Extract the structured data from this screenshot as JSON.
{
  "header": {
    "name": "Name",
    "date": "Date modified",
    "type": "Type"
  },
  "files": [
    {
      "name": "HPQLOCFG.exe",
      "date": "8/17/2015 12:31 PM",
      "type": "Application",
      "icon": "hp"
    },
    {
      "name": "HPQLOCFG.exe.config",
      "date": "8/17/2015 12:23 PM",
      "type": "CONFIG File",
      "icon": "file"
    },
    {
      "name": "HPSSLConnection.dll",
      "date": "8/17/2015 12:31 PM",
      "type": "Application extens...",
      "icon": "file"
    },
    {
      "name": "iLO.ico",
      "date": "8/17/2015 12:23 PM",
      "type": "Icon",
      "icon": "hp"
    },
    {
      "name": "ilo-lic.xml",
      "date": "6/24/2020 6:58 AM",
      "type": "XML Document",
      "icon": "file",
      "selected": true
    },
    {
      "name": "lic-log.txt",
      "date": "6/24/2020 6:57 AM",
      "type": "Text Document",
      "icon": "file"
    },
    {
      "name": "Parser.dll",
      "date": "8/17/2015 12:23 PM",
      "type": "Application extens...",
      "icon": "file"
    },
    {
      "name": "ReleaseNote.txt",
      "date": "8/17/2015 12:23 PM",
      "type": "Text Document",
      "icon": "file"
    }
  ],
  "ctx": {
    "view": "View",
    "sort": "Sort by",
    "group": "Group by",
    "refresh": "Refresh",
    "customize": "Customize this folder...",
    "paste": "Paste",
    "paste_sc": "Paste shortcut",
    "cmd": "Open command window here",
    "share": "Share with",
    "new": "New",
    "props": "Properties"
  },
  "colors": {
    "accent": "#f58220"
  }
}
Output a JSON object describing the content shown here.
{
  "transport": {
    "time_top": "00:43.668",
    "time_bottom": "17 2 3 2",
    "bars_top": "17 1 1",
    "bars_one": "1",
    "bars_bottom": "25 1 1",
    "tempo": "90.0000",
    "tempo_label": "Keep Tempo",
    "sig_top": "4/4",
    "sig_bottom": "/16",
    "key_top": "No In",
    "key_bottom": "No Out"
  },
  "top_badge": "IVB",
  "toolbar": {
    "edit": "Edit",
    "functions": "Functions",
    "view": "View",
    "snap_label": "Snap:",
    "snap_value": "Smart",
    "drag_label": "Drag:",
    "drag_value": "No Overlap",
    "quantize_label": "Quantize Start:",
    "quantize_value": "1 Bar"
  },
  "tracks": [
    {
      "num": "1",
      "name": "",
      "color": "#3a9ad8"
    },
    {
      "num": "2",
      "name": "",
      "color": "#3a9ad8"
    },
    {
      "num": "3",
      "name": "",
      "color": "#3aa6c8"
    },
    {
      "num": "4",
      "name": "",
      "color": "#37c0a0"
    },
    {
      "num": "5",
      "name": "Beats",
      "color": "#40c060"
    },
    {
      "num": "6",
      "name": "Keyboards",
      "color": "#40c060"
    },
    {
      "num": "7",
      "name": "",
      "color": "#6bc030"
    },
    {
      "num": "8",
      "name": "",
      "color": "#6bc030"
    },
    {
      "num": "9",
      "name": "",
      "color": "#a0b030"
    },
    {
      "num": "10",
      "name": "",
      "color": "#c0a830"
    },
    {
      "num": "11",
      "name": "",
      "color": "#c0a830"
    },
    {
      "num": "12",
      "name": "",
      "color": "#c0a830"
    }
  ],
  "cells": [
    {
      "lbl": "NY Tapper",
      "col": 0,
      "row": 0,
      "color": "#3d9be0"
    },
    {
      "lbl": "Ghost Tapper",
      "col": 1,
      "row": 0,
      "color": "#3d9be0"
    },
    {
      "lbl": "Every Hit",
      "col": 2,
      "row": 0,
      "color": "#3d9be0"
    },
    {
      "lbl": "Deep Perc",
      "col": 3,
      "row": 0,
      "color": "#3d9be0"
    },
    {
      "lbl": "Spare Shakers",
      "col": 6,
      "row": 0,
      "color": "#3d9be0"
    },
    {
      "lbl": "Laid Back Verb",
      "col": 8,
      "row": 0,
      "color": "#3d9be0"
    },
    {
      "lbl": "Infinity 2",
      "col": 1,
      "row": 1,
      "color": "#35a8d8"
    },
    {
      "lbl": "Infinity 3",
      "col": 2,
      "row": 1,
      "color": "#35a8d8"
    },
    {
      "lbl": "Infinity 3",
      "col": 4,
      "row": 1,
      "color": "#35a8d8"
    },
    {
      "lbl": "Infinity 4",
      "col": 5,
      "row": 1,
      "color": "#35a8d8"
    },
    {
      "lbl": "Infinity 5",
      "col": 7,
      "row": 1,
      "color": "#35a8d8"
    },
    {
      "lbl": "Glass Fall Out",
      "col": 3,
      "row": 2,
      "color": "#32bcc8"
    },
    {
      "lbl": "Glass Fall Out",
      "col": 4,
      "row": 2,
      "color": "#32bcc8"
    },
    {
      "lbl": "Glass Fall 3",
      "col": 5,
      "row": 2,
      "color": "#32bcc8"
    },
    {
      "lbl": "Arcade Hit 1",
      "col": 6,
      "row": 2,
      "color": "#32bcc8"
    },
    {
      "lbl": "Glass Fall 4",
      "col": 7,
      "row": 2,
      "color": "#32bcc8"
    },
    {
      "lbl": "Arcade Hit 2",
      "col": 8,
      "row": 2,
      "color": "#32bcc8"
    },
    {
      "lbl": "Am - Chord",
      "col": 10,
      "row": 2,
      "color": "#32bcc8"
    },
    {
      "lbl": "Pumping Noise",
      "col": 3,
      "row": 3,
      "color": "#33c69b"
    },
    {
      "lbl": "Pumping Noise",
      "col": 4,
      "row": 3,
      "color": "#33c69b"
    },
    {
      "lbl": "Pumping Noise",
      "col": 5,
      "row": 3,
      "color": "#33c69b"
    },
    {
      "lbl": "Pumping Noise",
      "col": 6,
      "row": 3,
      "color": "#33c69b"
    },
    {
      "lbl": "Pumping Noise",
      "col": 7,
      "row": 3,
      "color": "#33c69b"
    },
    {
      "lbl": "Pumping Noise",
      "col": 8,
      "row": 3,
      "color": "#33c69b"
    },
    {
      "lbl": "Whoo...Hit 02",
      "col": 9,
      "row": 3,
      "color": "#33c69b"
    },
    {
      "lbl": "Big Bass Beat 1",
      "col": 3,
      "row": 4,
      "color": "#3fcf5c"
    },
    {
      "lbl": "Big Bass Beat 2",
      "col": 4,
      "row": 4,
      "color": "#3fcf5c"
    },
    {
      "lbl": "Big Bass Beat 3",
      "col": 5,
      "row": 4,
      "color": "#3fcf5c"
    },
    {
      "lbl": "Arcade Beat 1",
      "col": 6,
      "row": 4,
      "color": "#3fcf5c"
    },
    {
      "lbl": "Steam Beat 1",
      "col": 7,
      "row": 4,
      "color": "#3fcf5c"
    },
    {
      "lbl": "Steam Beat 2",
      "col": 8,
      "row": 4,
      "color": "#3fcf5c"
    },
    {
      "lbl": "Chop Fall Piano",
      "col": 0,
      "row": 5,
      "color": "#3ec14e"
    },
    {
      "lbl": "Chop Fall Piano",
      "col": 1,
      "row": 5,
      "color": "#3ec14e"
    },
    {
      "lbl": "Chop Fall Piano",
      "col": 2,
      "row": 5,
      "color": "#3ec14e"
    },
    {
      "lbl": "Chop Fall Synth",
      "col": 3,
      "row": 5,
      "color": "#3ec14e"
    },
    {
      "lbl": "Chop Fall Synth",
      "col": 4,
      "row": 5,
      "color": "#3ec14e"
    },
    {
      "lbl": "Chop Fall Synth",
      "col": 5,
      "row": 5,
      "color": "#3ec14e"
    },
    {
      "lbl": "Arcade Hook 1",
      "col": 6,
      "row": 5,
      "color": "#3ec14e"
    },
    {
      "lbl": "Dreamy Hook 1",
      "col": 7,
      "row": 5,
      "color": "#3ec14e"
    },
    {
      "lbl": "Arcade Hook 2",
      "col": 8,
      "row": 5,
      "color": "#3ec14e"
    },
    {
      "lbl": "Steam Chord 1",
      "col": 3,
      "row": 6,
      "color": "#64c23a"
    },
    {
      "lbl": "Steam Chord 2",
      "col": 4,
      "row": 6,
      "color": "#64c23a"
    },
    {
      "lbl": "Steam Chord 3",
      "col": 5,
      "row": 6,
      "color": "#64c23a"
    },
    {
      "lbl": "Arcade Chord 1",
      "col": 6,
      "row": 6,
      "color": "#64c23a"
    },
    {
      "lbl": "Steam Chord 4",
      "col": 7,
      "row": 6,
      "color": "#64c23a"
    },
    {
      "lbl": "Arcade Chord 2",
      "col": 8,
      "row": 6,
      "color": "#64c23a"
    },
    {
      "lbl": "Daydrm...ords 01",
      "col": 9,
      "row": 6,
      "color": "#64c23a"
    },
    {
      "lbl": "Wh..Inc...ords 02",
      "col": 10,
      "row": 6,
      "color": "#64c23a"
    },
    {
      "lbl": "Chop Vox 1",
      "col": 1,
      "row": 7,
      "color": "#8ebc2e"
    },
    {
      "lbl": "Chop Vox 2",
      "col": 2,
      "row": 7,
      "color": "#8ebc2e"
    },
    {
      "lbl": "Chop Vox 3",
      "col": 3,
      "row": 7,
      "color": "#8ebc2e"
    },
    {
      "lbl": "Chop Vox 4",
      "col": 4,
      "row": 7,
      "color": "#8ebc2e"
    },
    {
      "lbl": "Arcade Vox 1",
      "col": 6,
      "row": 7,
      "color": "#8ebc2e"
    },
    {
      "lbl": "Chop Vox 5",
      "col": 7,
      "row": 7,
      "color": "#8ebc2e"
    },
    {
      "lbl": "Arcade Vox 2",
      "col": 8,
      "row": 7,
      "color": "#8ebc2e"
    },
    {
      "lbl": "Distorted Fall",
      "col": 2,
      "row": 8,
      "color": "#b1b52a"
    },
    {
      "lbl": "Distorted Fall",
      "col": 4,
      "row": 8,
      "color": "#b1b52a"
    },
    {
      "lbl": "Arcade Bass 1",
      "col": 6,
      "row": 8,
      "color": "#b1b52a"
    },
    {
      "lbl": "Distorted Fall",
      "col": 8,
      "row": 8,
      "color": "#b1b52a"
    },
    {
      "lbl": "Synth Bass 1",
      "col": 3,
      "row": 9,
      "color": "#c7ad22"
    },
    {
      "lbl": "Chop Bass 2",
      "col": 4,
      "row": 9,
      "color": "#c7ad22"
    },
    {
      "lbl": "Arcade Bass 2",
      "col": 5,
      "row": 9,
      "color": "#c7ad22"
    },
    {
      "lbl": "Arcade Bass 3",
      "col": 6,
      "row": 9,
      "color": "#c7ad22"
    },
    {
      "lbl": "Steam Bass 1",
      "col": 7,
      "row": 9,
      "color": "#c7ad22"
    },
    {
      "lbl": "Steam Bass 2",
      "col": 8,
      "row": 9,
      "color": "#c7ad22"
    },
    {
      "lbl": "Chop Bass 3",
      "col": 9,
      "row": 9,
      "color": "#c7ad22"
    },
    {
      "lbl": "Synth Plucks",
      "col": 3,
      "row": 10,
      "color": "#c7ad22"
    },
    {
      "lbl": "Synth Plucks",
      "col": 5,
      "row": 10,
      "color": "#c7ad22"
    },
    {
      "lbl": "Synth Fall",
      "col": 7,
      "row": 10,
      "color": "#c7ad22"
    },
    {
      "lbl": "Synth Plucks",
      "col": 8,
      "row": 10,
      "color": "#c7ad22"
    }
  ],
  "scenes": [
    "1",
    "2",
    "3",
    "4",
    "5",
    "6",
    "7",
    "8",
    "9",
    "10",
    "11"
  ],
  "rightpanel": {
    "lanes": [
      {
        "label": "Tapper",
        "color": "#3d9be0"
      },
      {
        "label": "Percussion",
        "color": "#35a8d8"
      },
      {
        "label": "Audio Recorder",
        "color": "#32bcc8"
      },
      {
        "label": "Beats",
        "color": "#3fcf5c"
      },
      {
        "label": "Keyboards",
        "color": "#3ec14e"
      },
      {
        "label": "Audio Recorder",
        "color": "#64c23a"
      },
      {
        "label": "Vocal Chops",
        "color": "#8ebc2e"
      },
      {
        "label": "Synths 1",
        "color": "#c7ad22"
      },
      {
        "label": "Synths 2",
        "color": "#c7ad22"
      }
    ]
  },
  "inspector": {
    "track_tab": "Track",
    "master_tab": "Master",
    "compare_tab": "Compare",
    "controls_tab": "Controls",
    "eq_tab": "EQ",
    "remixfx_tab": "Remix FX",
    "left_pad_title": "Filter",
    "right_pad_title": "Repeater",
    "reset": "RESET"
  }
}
══════════════════════════════
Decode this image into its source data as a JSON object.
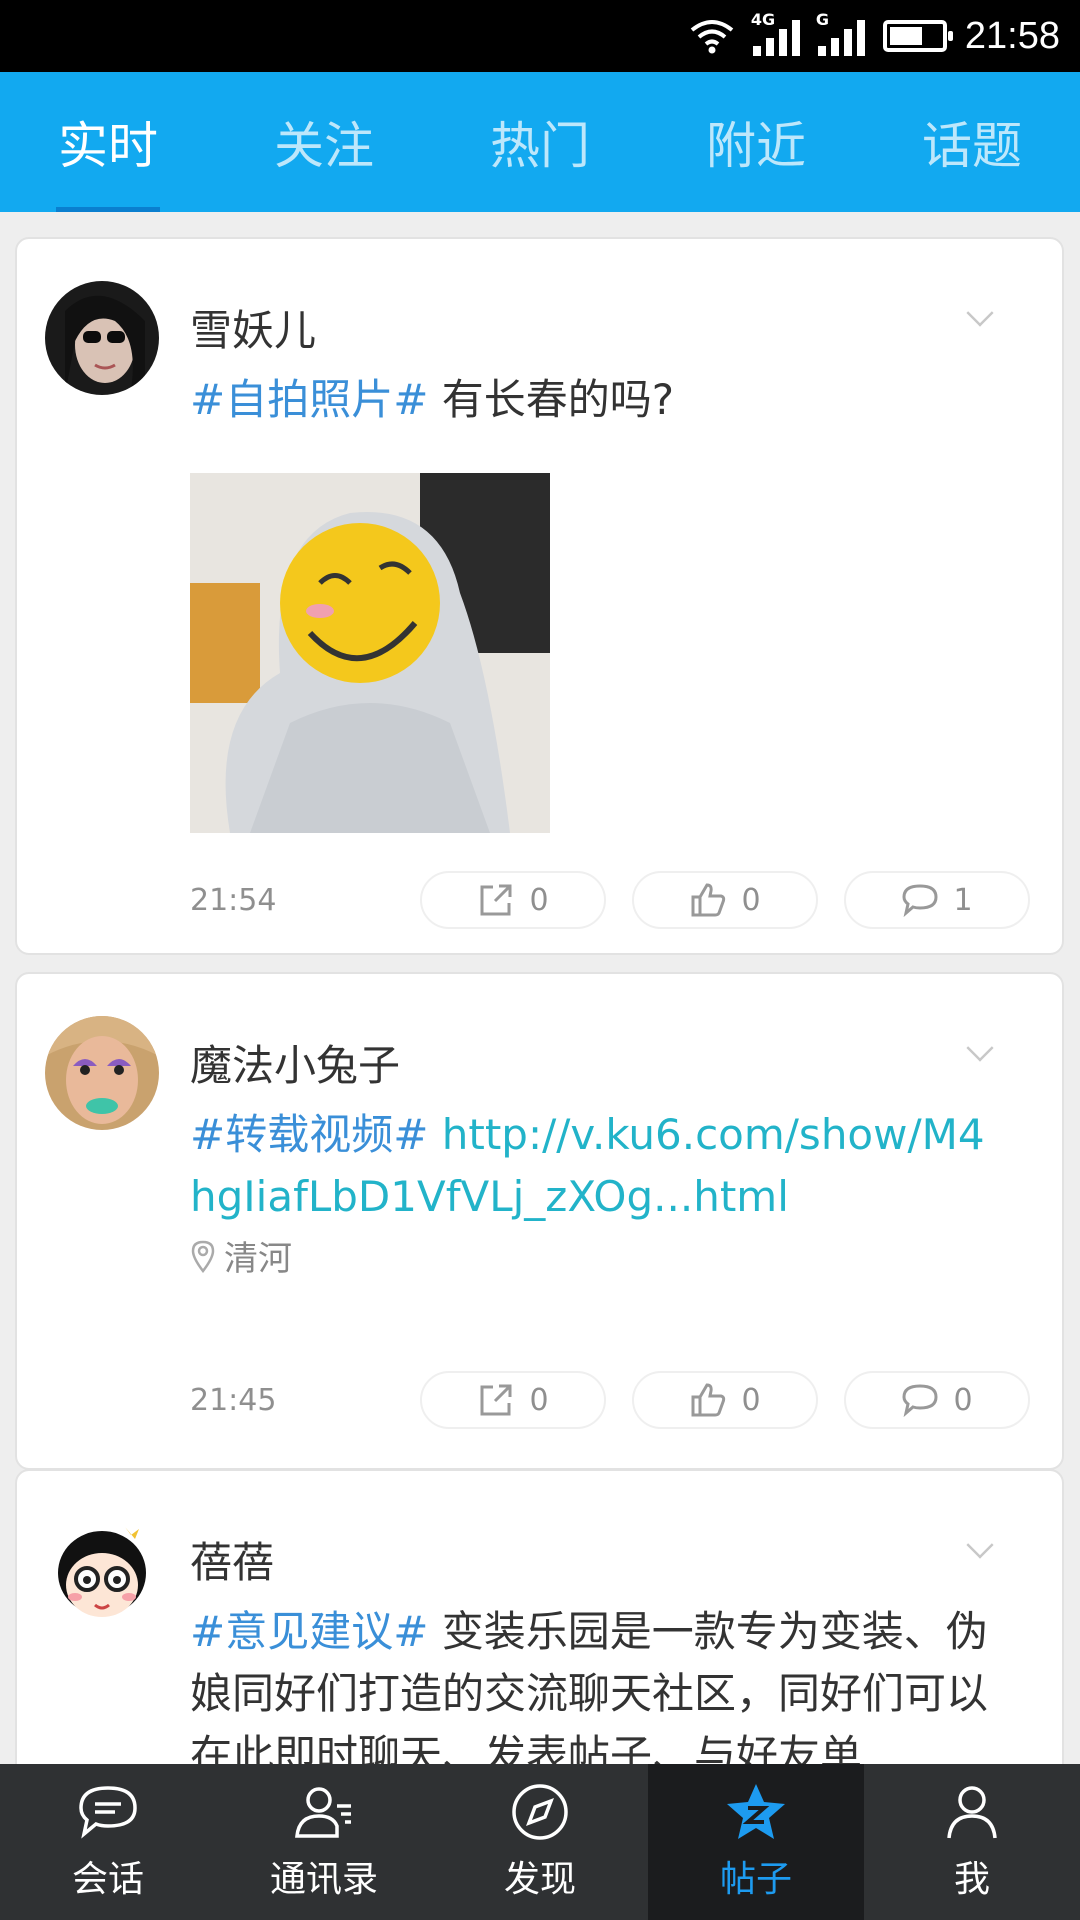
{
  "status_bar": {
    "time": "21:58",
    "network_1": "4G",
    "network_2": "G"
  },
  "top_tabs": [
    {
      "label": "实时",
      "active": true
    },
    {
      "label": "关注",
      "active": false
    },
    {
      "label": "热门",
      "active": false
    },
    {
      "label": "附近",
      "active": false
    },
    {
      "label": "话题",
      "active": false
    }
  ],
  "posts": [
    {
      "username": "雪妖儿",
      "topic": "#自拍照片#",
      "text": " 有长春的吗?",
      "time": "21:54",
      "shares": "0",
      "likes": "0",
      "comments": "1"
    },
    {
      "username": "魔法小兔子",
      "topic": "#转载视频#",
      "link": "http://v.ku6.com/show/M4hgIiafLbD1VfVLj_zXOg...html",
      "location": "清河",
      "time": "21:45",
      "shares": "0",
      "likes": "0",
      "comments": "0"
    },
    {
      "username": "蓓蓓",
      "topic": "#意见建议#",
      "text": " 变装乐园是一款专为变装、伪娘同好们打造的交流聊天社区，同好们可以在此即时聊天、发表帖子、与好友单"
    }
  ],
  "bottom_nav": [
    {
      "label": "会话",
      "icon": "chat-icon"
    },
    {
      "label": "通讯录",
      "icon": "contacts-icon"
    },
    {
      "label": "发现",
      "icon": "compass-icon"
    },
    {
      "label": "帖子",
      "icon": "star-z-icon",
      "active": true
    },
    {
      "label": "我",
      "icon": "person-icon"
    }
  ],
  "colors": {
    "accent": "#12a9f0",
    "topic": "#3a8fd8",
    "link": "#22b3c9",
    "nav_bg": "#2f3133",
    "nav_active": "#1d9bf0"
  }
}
══════════════════════════════
Above are the records. Copy every line in them holding "object".

▶ [Finished answer]:
Output a JSON object describing the content shown here.
Decode this image into its source data as a JSON object.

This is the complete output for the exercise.